Written request »
Extract all lines containing "Wondershare".

Listed records »
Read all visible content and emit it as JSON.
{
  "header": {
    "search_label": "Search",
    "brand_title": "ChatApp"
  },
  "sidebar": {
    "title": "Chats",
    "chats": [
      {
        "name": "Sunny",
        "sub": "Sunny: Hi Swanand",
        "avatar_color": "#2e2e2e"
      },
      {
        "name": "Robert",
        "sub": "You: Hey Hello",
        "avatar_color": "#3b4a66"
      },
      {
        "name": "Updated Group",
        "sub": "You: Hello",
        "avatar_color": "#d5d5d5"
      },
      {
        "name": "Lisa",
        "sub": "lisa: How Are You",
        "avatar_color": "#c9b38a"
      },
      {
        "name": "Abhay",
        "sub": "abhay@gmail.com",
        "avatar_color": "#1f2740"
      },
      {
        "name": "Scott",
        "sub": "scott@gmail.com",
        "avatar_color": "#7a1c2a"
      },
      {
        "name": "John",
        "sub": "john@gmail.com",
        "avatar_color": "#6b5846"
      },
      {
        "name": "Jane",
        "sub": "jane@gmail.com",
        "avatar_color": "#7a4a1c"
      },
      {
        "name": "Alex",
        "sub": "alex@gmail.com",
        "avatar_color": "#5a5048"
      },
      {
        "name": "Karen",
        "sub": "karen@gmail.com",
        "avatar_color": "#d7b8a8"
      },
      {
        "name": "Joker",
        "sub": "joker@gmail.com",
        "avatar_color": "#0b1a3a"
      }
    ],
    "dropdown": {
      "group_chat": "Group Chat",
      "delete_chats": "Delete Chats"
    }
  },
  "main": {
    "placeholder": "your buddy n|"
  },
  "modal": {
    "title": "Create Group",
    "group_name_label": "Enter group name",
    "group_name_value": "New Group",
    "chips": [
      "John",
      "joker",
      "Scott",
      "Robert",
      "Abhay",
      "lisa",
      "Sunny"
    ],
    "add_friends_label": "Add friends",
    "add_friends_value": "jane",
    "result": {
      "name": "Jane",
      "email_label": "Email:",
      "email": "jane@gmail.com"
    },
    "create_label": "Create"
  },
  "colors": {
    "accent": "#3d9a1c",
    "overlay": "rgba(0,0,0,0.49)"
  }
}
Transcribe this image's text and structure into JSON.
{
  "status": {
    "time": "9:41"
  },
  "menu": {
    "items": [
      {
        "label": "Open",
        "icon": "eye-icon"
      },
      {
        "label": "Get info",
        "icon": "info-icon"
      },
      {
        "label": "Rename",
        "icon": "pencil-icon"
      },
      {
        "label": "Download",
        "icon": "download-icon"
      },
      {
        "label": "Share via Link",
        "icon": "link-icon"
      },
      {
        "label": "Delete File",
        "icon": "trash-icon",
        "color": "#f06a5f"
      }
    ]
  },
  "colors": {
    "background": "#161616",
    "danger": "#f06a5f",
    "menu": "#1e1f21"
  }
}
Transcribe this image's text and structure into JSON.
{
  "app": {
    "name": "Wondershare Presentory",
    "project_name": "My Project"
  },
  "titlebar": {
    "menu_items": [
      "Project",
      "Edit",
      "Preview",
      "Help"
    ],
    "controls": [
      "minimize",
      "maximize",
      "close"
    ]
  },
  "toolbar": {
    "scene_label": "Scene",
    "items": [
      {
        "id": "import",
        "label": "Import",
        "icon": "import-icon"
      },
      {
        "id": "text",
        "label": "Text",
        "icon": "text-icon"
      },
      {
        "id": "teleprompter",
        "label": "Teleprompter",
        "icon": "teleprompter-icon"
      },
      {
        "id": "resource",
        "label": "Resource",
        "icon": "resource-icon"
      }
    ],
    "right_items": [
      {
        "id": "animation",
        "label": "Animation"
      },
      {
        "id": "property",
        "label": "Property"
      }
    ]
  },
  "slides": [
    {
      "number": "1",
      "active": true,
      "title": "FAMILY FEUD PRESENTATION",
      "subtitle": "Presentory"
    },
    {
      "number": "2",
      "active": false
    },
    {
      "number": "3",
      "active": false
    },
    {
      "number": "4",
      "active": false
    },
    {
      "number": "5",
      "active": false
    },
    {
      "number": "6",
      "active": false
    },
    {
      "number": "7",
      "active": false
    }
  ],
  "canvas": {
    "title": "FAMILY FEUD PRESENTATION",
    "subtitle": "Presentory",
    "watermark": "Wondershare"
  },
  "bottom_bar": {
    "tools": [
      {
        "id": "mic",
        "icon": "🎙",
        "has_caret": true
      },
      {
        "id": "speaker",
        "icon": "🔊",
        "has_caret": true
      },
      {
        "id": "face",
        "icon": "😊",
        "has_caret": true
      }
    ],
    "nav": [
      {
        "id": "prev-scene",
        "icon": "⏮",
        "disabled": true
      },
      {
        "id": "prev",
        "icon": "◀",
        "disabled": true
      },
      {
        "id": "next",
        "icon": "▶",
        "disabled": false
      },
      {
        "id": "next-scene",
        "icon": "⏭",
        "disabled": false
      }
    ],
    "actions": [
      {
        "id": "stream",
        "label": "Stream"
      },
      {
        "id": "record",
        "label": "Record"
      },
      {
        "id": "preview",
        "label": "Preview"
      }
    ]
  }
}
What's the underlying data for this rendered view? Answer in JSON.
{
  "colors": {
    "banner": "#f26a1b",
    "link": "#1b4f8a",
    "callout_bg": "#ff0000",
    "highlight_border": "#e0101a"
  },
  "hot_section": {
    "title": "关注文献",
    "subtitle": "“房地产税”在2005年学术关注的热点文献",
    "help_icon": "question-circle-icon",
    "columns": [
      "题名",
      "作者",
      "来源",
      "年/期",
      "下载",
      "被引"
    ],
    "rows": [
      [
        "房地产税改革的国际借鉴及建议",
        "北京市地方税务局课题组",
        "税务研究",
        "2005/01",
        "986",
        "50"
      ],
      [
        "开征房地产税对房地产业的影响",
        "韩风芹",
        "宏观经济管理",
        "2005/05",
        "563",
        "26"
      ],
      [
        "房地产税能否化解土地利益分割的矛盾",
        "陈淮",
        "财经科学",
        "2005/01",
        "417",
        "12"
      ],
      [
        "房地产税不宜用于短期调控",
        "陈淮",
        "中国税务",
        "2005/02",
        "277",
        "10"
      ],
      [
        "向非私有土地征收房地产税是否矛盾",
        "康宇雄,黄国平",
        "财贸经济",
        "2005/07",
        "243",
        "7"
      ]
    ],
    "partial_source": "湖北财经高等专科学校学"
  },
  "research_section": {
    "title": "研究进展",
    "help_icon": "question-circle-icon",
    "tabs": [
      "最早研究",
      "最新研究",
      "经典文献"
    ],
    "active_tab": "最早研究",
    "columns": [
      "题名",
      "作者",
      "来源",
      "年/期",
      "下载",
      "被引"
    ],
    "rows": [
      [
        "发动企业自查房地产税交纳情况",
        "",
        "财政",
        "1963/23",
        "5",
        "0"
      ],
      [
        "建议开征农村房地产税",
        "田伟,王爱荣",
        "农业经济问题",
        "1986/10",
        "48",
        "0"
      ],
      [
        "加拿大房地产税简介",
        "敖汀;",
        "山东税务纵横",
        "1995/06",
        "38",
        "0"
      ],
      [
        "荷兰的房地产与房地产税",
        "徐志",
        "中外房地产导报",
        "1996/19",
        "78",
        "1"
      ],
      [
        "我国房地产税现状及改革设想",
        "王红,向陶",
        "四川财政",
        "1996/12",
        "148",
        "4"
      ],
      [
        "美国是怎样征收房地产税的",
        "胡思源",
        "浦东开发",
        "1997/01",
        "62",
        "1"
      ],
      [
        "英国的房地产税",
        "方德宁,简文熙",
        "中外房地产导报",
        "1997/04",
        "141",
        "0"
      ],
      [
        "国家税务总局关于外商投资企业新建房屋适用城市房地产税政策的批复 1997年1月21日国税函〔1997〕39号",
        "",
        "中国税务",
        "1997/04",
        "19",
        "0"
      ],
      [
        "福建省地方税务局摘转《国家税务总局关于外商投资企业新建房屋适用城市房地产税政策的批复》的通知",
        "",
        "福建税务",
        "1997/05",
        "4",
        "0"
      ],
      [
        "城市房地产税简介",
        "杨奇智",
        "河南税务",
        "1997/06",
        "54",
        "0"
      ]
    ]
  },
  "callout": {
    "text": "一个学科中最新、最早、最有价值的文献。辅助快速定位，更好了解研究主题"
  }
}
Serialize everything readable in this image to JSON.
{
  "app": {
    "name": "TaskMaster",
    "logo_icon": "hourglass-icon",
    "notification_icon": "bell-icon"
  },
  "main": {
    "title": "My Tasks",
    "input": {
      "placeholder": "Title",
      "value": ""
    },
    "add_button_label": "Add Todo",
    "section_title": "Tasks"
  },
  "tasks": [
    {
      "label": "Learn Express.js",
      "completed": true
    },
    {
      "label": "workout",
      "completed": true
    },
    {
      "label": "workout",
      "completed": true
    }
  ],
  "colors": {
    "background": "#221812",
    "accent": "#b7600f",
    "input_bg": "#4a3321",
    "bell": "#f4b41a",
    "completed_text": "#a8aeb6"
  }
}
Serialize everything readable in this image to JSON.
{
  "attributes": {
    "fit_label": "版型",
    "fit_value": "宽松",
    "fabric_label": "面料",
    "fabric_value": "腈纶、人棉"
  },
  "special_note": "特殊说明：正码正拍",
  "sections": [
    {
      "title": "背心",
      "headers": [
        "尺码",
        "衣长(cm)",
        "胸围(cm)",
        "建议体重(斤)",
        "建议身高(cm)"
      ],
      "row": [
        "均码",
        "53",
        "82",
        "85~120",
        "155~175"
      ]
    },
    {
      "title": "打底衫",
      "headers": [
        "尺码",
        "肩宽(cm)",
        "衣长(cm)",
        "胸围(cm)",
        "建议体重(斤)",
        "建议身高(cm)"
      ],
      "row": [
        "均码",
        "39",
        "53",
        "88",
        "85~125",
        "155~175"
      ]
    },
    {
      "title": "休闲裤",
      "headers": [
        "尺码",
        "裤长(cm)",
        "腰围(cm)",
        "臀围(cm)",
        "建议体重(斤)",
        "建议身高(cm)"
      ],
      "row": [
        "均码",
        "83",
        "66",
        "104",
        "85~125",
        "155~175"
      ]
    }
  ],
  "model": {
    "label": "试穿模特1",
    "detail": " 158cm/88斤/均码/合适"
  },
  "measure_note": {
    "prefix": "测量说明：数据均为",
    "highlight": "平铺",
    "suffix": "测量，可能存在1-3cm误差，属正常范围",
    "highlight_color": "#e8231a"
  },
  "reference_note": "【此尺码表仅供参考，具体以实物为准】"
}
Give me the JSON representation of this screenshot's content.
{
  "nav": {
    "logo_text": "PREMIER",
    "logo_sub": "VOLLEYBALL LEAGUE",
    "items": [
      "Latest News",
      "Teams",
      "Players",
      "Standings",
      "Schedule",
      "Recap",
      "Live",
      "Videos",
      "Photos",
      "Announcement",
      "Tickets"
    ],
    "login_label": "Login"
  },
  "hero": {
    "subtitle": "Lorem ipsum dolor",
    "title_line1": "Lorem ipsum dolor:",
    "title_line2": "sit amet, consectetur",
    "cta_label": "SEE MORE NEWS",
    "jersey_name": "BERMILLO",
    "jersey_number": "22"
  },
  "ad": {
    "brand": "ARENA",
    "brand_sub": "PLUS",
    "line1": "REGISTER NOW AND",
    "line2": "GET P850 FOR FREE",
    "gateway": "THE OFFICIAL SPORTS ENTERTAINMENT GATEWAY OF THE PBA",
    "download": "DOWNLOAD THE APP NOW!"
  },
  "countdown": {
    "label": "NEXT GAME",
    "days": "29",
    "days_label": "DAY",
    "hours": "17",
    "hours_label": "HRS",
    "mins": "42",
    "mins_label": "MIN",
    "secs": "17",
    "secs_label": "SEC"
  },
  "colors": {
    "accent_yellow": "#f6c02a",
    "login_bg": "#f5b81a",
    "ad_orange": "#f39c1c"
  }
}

Written answer »
    "name": "Wondershare Presentory",
    "watermark": "Wondershare"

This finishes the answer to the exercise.